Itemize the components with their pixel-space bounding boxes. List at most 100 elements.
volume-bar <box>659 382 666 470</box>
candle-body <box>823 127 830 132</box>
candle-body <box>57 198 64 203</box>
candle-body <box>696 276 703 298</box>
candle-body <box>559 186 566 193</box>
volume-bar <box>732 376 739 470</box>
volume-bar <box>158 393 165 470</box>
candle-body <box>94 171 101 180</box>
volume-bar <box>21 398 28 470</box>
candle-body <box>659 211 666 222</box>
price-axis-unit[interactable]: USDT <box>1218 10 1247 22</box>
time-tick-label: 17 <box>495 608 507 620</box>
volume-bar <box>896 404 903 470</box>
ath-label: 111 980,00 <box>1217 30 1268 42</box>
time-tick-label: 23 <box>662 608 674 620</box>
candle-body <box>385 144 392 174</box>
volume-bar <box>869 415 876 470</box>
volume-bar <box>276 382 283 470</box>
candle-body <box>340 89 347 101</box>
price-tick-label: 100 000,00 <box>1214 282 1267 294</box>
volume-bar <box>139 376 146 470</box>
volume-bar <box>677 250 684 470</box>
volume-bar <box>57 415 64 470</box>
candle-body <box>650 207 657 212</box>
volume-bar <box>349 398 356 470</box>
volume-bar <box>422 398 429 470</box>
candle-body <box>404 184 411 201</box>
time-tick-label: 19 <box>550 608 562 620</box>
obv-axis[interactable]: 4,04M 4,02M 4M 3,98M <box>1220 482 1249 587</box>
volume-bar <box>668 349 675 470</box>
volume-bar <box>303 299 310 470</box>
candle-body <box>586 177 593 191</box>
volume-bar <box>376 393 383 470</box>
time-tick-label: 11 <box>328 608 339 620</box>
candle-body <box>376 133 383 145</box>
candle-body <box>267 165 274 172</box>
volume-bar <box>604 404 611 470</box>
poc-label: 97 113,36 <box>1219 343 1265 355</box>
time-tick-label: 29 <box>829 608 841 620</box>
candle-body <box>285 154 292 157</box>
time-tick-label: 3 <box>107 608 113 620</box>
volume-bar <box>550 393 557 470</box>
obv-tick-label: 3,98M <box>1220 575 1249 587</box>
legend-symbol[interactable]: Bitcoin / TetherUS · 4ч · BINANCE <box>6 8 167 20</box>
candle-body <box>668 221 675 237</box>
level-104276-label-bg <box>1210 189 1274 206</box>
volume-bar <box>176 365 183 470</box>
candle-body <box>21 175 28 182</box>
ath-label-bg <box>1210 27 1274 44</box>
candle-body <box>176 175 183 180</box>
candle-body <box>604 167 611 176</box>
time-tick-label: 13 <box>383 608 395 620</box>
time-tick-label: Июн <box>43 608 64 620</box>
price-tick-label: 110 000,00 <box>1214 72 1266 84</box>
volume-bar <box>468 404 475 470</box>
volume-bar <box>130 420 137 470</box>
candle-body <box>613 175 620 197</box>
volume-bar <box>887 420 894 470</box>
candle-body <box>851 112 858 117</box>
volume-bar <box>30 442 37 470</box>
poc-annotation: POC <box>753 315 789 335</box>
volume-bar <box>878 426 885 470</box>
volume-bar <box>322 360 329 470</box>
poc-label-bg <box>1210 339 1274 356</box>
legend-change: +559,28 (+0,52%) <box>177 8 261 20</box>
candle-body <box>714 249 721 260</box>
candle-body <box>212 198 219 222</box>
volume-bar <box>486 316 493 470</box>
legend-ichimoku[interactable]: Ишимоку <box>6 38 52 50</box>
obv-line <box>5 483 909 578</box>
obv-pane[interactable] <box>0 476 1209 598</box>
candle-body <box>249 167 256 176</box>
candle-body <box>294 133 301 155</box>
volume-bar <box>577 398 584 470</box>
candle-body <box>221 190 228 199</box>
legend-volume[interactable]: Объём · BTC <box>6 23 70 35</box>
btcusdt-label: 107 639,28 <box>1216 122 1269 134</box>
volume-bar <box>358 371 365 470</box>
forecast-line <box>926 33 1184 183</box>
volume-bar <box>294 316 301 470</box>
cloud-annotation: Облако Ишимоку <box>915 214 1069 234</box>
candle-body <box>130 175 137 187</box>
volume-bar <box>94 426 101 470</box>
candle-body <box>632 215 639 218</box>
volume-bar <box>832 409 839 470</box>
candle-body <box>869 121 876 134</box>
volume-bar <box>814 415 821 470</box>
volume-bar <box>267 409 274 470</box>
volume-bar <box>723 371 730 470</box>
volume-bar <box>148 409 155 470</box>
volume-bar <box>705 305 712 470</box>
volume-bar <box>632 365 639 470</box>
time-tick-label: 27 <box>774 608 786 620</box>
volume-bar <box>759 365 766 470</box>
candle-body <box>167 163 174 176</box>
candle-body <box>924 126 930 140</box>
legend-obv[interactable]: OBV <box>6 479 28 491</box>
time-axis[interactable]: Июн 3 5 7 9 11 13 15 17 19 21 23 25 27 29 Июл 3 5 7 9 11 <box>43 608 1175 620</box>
☆ ☆ ☆ ☆ ☆
### GIVEN EXERCISE
Reproduce the entire listing above verbatim, keeping every line and its order unchanged.

### SOLVED PROBLEM
Itemize the components with their pixel-space bounding boxes. List at most 100 elements.
volume-bar <box>659 382 666 470</box>
candle-body <box>823 127 830 132</box>
candle-body <box>57 198 64 203</box>
candle-body <box>696 276 703 298</box>
candle-body <box>559 186 566 193</box>
volume-bar <box>732 376 739 470</box>
volume-bar <box>158 393 165 470</box>
candle-body <box>94 171 101 180</box>
volume-bar <box>21 398 28 470</box>
candle-body <box>659 211 666 222</box>
price-axis-unit[interactable]: USDT <box>1218 10 1247 22</box>
time-tick-label: 17 <box>495 608 507 620</box>
volume-bar <box>896 404 903 470</box>
ath-label: 111 980,00 <box>1217 30 1268 42</box>
time-tick-label: 23 <box>662 608 674 620</box>
candle-body <box>385 144 392 174</box>
volume-bar <box>869 415 876 470</box>
volume-bar <box>276 382 283 470</box>
candle-body <box>340 89 347 101</box>
price-tick-label: 100 000,00 <box>1214 282 1267 294</box>
volume-bar <box>139 376 146 470</box>
volume-bar <box>677 250 684 470</box>
volume-bar <box>57 415 64 470</box>
candle-body <box>650 207 657 212</box>
volume-bar <box>349 398 356 470</box>
volume-bar <box>422 398 429 470</box>
candle-body <box>404 184 411 201</box>
time-tick-label: 19 <box>550 608 562 620</box>
obv-axis[interactable]: 4,04M 4,02M 4M 3,98M <box>1220 482 1249 587</box>
volume-bar <box>668 349 675 470</box>
volume-bar <box>303 299 310 470</box>
candle-body <box>586 177 593 191</box>
volume-bar <box>376 393 383 470</box>
time-tick-label: 11 <box>328 608 339 620</box>
candle-body <box>376 133 383 145</box>
candle-body <box>267 165 274 172</box>
volume-bar <box>604 404 611 470</box>
poc-label: 97 113,36 <box>1219 343 1265 355</box>
time-tick-label: 29 <box>829 608 841 620</box>
candle-body <box>285 154 292 157</box>
time-tick-label: 3 <box>107 608 113 620</box>
volume-bar <box>550 393 557 470</box>
obv-tick-label: 3,98M <box>1220 575 1249 587</box>
legend-symbol[interactable]: Bitcoin / TetherUS · 4ч · BINANCE <box>6 8 167 20</box>
candle-body <box>668 221 675 237</box>
level-104276-label-bg <box>1210 189 1274 206</box>
volume-bar <box>176 365 183 470</box>
candle-body <box>21 175 28 182</box>
ath-label-bg <box>1210 27 1274 44</box>
candle-body <box>176 175 183 180</box>
candle-body <box>604 167 611 176</box>
time-tick-label: 13 <box>383 608 395 620</box>
time-tick-label: Июн <box>43 608 64 620</box>
price-tick-label: 110 000,00 <box>1214 72 1266 84</box>
volume-bar <box>468 404 475 470</box>
volume-bar <box>130 420 137 470</box>
candle-body <box>613 175 620 197</box>
volume-bar <box>887 420 894 470</box>
candle-body <box>851 112 858 117</box>
volume-bar <box>30 442 37 470</box>
poc-annotation: POC <box>753 315 789 335</box>
volume-bar <box>878 426 885 470</box>
volume-bar <box>322 360 329 470</box>
poc-label-bg <box>1210 339 1274 356</box>
legend-change: +559,28 (+0,52%) <box>177 8 261 20</box>
candle-body <box>714 249 721 260</box>
candle-body <box>212 198 219 222</box>
volume-bar <box>486 316 493 470</box>
legend-ichimoku[interactable]: Ишимоку <box>6 38 52 50</box>
obv-line <box>5 483 909 578</box>
obv-pane[interactable] <box>0 476 1209 598</box>
candle-body <box>249 167 256 176</box>
candle-body <box>294 133 301 155</box>
volume-bar <box>577 398 584 470</box>
candle-body <box>221 190 228 199</box>
legend-volume[interactable]: Объём · BTC <box>6 23 70 35</box>
btcusdt-label: 107 639,28 <box>1216 122 1269 134</box>
volume-bar <box>358 371 365 470</box>
forecast-line <box>926 33 1184 183</box>
volume-bar <box>294 316 301 470</box>
cloud-annotation: Облако Ишимоку <box>915 214 1069 234</box>
candle-body <box>130 175 137 187</box>
volume-bar <box>94 426 101 470</box>
candle-body <box>632 215 639 218</box>
volume-bar <box>832 409 839 470</box>
candle-body <box>869 121 876 134</box>
volume-bar <box>814 415 821 470</box>
volume-bar <box>267 409 274 470</box>
volume-bar <box>723 371 730 470</box>
volume-bar <box>148 409 155 470</box>
volume-bar <box>705 305 712 470</box>
volume-bar <box>632 365 639 470</box>
time-tick-label: 27 <box>774 608 786 620</box>
volume-bar <box>759 365 766 470</box>
candle-body <box>167 163 174 176</box>
candle-body <box>924 126 930 140</box>
legend-obv[interactable]: OBV <box>6 479 28 491</box>
time-axis[interactable]: Июн 3 5 7 9 11 13 15 17 19 21 23 25 27 29 Июл 3 5 7 9 11 <box>43 608 1175 620</box>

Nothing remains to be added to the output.